### EXERCISE GOAL
Every picture is to be removed, and all the data is to be copied exactly.

### RECORDS FOR PROCESSING
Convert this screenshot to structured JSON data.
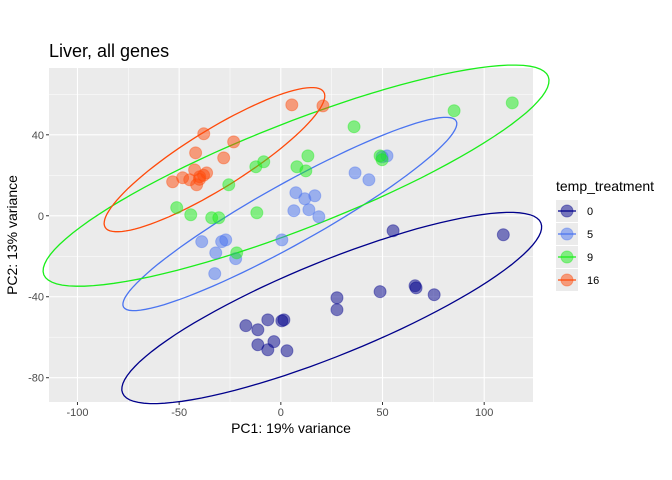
{
  "chart_data": {
    "type": "scatter",
    "title": "Liver, all genes",
    "xlabel": "PC1: 19% variance",
    "ylabel": "PC2: 13% variance",
    "xlim": [
      -114,
      124
    ],
    "ylim": [
      -92,
      73
    ],
    "xticks": [
      -100,
      -50,
      0,
      50,
      100
    ],
    "yticks": [
      -80,
      -40,
      0,
      40
    ],
    "xtick_labels": [
      "-100",
      "-50",
      "0",
      "50",
      "100"
    ],
    "ytick_labels": [
      "-80",
      "-40",
      "0",
      "40"
    ],
    "grid": true,
    "legend": {
      "title": "temp_treatment",
      "placement": "right"
    },
    "ellipses": "95% per group",
    "series": [
      {
        "name": "0",
        "color": "#00008B",
        "points": [
          [
            -17.2,
            -54.3
          ],
          [
            -11.3,
            -56.3
          ],
          [
            -6.4,
            -51.4
          ],
          [
            0.5,
            -51.9
          ],
          [
            1.5,
            -51.4
          ],
          [
            -11.3,
            -63.7
          ],
          [
            -6.4,
            -66.2
          ],
          [
            -3.4,
            -62.2
          ],
          [
            3.0,
            -66.7
          ],
          [
            27.6,
            -40.5
          ],
          [
            27.6,
            -46.4
          ],
          [
            48.8,
            -37.5
          ],
          [
            66.0,
            -34.6
          ],
          [
            66.5,
            -35.6
          ],
          [
            75.4,
            -39.0
          ],
          [
            55.2,
            -7.4
          ],
          [
            109.4,
            -9.4
          ]
        ]
      },
      {
        "name": "5",
        "color": "#4A74F0",
        "points": [
          [
            -38.9,
            -12.8
          ],
          [
            -32.0,
            -18.3
          ],
          [
            -29.1,
            -12.8
          ],
          [
            -27.1,
            -11.9
          ],
          [
            -22.2,
            -21.2
          ],
          [
            -32.5,
            -28.6
          ],
          [
            0.5,
            -11.9
          ],
          [
            7.4,
            11.4
          ],
          [
            11.8,
            8.4
          ],
          [
            16.7,
            9.9
          ],
          [
            13.8,
            3.0
          ],
          [
            6.4,
            2.5
          ],
          [
            18.7,
            -0.5
          ],
          [
            36.5,
            21.2
          ],
          [
            43.3,
            17.8
          ],
          [
            49.8,
            29.1
          ],
          [
            52.2,
            29.6
          ]
        ]
      },
      {
        "name": "9",
        "color": "#1AEE1A",
        "points": [
          [
            -51.2,
            4.0
          ],
          [
            -44.3,
            0.5
          ],
          [
            -34.0,
            -1.0
          ],
          [
            -30.5,
            -1.0
          ],
          [
            -21.7,
            -18.3
          ],
          [
            -25.6,
            15.3
          ],
          [
            -12.3,
            24.2
          ],
          [
            -8.4,
            26.7
          ],
          [
            -11.8,
            1.5
          ],
          [
            7.9,
            24.2
          ],
          [
            13.3,
            29.6
          ],
          [
            12.3,
            22.2
          ],
          [
            36.0,
            44.0
          ],
          [
            48.8,
            29.6
          ],
          [
            49.8,
            27.7
          ],
          [
            85.2,
            51.9
          ],
          [
            113.8,
            55.8
          ]
        ]
      },
      {
        "name": "16",
        "color": "#FF4A0A",
        "points": [
          [
            -37.9,
            40.5
          ],
          [
            -23.2,
            36.5
          ],
          [
            -41.9,
            31.1
          ],
          [
            -28.1,
            28.6
          ],
          [
            -53.2,
            16.8
          ],
          [
            -48.3,
            18.8
          ],
          [
            -44.8,
            17.8
          ],
          [
            -41.4,
            15.3
          ],
          [
            -39.9,
            19.3
          ],
          [
            -36.5,
            21.2
          ],
          [
            -42.4,
            22.7
          ],
          [
            -40.0,
            18.0
          ],
          [
            -38.0,
            20.0
          ],
          [
            5.4,
            54.8
          ],
          [
            20.7,
            54.3
          ]
        ]
      }
    ]
  }
}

### RESPONSE TO THE EXERCISE
Convert this screenshot to structured JSON data.
{
  "chart_data": {
    "type": "scatter",
    "title": "Liver, all genes",
    "xlabel": "PC1: 19% variance",
    "ylabel": "PC2: 13% variance",
    "xlim": [
      -114,
      124
    ],
    "ylim": [
      -92,
      73
    ],
    "xticks": [
      -100,
      -50,
      0,
      50,
      100
    ],
    "yticks": [
      -80,
      -40,
      0,
      40
    ],
    "xtick_labels": [
      "-100",
      "-50",
      "0",
      "50",
      "100"
    ],
    "ytick_labels": [
      "-80",
      "-40",
      "0",
      "40"
    ],
    "grid": true,
    "legend": {
      "title": "temp_treatment",
      "placement": "right"
    },
    "ellipses": "95% per group",
    "series": [
      {
        "name": "0",
        "color": "#00008B",
        "points": [
          [
            -17.2,
            -54.3
          ],
          [
            -11.3,
            -56.3
          ],
          [
            -6.4,
            -51.4
          ],
          [
            0.5,
            -51.9
          ],
          [
            1.5,
            -51.4
          ],
          [
            -11.3,
            -63.7
          ],
          [
            -6.4,
            -66.2
          ],
          [
            -3.4,
            -62.2
          ],
          [
            3.0,
            -66.7
          ],
          [
            27.6,
            -40.5
          ],
          [
            27.6,
            -46.4
          ],
          [
            48.8,
            -37.5
          ],
          [
            66.0,
            -34.6
          ],
          [
            66.5,
            -35.6
          ],
          [
            75.4,
            -39.0
          ],
          [
            55.2,
            -7.4
          ],
          [
            109.4,
            -9.4
          ]
        ]
      },
      {
        "name": "5",
        "color": "#4A74F0",
        "points": [
          [
            -38.9,
            -12.8
          ],
          [
            -32.0,
            -18.3
          ],
          [
            -29.1,
            -12.8
          ],
          [
            -27.1,
            -11.9
          ],
          [
            -22.2,
            -21.2
          ],
          [
            -32.5,
            -28.6
          ],
          [
            0.5,
            -11.9
          ],
          [
            7.4,
            11.4
          ],
          [
            11.8,
            8.4
          ],
          [
            16.7,
            9.9
          ],
          [
            13.8,
            3.0
          ],
          [
            6.4,
            2.5
          ],
          [
            18.7,
            -0.5
          ],
          [
            36.5,
            21.2
          ],
          [
            43.3,
            17.8
          ],
          [
            49.8,
            29.1
          ],
          [
            52.2,
            29.6
          ]
        ]
      },
      {
        "name": "9",
        "color": "#1AEE1A",
        "points": [
          [
            -51.2,
            4.0
          ],
          [
            -44.3,
            0.5
          ],
          [
            -34.0,
            -1.0
          ],
          [
            -30.5,
            -1.0
          ],
          [
            -21.7,
            -18.3
          ],
          [
            -25.6,
            15.3
          ],
          [
            -12.3,
            24.2
          ],
          [
            -8.4,
            26.7
          ],
          [
            -11.8,
            1.5
          ],
          [
            7.9,
            24.2
          ],
          [
            13.3,
            29.6
          ],
          [
            12.3,
            22.2
          ],
          [
            36.0,
            44.0
          ],
          [
            48.8,
            29.6
          ],
          [
            49.8,
            27.7
          ],
          [
            85.2,
            51.9
          ],
          [
            113.8,
            55.8
          ]
        ]
      },
      {
        "name": "16",
        "color": "#FF4A0A",
        "points": [
          [
            -37.9,
            40.5
          ],
          [
            -23.2,
            36.5
          ],
          [
            -41.9,
            31.1
          ],
          [
            -28.1,
            28.6
          ],
          [
            -53.2,
            16.8
          ],
          [
            -48.3,
            18.8
          ],
          [
            -44.8,
            17.8
          ],
          [
            -41.4,
            15.3
          ],
          [
            -39.9,
            19.3
          ],
          [
            -36.5,
            21.2
          ],
          [
            -42.4,
            22.7
          ],
          [
            -40.0,
            18.0
          ],
          [
            -38.0,
            20.0
          ],
          [
            5.4,
            54.8
          ],
          [
            20.7,
            54.3
          ]
        ]
      }
    ]
  }
}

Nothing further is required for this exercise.